§ REQUIRED WORK: Extract the full set of records that follows, word for word.

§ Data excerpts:
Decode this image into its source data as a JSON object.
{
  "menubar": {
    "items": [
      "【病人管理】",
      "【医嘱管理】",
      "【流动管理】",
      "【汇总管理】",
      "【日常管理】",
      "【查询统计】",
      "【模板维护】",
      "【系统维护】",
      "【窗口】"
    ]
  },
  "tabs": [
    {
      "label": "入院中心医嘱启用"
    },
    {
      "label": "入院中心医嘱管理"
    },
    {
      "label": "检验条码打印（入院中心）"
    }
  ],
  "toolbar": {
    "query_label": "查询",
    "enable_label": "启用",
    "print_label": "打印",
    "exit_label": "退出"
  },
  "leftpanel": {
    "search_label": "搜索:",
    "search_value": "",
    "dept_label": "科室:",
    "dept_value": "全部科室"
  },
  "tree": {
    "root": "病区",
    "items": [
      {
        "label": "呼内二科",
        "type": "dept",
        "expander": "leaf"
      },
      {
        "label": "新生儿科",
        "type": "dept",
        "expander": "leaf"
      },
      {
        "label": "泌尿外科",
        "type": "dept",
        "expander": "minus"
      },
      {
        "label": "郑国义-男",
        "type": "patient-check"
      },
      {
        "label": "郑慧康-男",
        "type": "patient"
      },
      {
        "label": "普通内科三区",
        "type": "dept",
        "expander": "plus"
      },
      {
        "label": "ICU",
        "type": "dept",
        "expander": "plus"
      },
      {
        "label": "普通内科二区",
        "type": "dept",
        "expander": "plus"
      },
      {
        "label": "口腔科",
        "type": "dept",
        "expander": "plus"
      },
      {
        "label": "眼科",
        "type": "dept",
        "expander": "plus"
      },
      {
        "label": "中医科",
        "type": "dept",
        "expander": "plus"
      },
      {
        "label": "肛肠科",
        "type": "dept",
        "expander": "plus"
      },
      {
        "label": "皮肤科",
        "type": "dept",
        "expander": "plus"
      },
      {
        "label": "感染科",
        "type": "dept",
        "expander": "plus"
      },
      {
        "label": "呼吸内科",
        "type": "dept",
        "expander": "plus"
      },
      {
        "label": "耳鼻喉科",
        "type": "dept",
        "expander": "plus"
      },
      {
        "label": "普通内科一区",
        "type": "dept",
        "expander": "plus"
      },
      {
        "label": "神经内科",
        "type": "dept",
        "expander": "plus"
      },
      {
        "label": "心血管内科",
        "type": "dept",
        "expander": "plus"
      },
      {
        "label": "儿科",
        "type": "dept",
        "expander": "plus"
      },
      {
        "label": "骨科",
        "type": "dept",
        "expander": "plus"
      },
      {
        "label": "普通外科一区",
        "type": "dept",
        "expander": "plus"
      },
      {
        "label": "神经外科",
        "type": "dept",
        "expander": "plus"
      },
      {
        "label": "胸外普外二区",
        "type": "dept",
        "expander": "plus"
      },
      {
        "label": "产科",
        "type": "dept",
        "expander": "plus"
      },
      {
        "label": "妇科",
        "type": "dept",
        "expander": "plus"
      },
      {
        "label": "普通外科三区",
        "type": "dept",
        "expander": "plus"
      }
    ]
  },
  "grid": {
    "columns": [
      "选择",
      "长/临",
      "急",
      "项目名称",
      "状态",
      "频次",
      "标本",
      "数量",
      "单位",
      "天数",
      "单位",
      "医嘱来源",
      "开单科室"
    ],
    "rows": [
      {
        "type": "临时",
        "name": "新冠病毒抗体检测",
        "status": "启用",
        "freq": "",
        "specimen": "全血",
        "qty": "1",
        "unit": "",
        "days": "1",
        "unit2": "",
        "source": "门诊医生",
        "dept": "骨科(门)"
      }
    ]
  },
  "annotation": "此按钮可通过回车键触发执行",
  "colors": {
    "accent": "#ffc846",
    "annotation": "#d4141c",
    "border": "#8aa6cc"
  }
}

§ RESULT BELOW:
Decode this image into its source data as a JSON object.
{
  "menubar": {
    "items": [
      "【病人管理】",
      "【医嘱管理】",
      "【流动管理】",
      "【汇总管理】",
      "【日常管理】",
      "【查询统计】",
      "【模板维护】",
      "【系统维护】",
      "【窗口】"
    ]
  },
  "tabs": [
    {
      "label": "入院中心医嘱启用"
    },
    {
      "label": "入院中心医嘱管理"
    },
    {
      "label": "检验条码打印（入院中心）"
    }
  ],
  "toolbar": {
    "query_label": "查询",
    "enable_label": "启用",
    "print_label": "打印",
    "exit_label": "退出"
  },
  "leftpanel": {
    "search_label": "搜索:",
    "search_value": "",
    "dept_label": "科室:",
    "dept_value": "全部科室"
  },
  "tree": {
    "root": "病区",
    "items": [
      {
        "label": "呼内二科",
        "type": "dept",
        "expander": "leaf"
      },
      {
        "label": "新生儿科",
        "type": "dept",
        "expander": "leaf"
      },
      {
        "label": "泌尿外科",
        "type": "dept",
        "expander": "minus"
      },
      {
        "label": "郑国义-男",
        "type": "patient-check"
      },
      {
        "label": "郑慧康-男",
        "type": "patient"
      },
      {
        "label": "普通内科三区",
        "type": "dept",
        "expander": "plus"
      },
      {
        "label": "ICU",
        "type": "dept",
        "expander": "plus"
      },
      {
        "label": "普通内科二区",
        "type": "dept",
        "expander": "plus"
      },
      {
        "label": "口腔科",
        "type": "dept",
        "expander": "plus"
      },
      {
        "label": "眼科",
        "type": "dept",
        "expander": "plus"
      },
      {
        "label": "中医科",
        "type": "dept",
        "expander": "plus"
      },
      {
        "label": "肛肠科",
        "type": "dept",
        "expander": "plus"
      },
      {
        "label": "皮肤科",
        "type": "dept",
        "expander": "plus"
      },
      {
        "label": "感染科",
        "type": "dept",
        "expander": "plus"
      },
      {
        "label": "呼吸内科",
        "type": "dept",
        "expander": "plus"
      },
      {
        "label": "耳鼻喉科",
        "type": "dept",
        "expander": "plus"
      },
      {
        "label": "普通内科一区",
        "type": "dept",
        "expander": "plus"
      },
      {
        "label": "神经内科",
        "type": "dept",
        "expander": "plus"
      },
      {
        "label": "心血管内科",
        "type": "dept",
        "expander": "plus"
      },
      {
        "label": "儿科",
        "type": "dept",
        "expander": "plus"
      },
      {
        "label": "骨科",
        "type": "dept",
        "expander": "plus"
      },
      {
        "label": "普通外科一区",
        "type": "dept",
        "expander": "plus"
      },
      {
        "label": "神经外科",
        "type": "dept",
        "expander": "plus"
      },
      {
        "label": "胸外普外二区",
        "type": "dept",
        "expander": "plus"
      },
      {
        "label": "产科",
        "type": "dept",
        "expander": "plus"
      },
      {
        "label": "妇科",
        "type": "dept",
        "expander": "plus"
      },
      {
        "label": "普通外科三区",
        "type": "dept",
        "expander": "plus"
      }
    ]
  },
  "grid": {
    "columns": [
      "选择",
      "长/临",
      "急",
      "项目名称",
      "状态",
      "频次",
      "标本",
      "数量",
      "单位",
      "天数",
      "单位",
      "医嘱来源",
      "开单科室"
    ],
    "rows": [
      {
        "type": "临时",
        "name": "新冠病毒抗体检测",
        "status": "启用",
        "freq": "",
        "specimen": "全血",
        "qty": "1",
        "unit": "",
        "days": "1",
        "unit2": "",
        "source": "门诊医生",
        "dept": "骨科(门)"
      }
    ]
  },
  "annotation": "此按钮可通过回车键触发执行",
  "colors": {
    "accent": "#ffc846",
    "annotation": "#d4141c",
    "border": "#8aa6cc"
  }
}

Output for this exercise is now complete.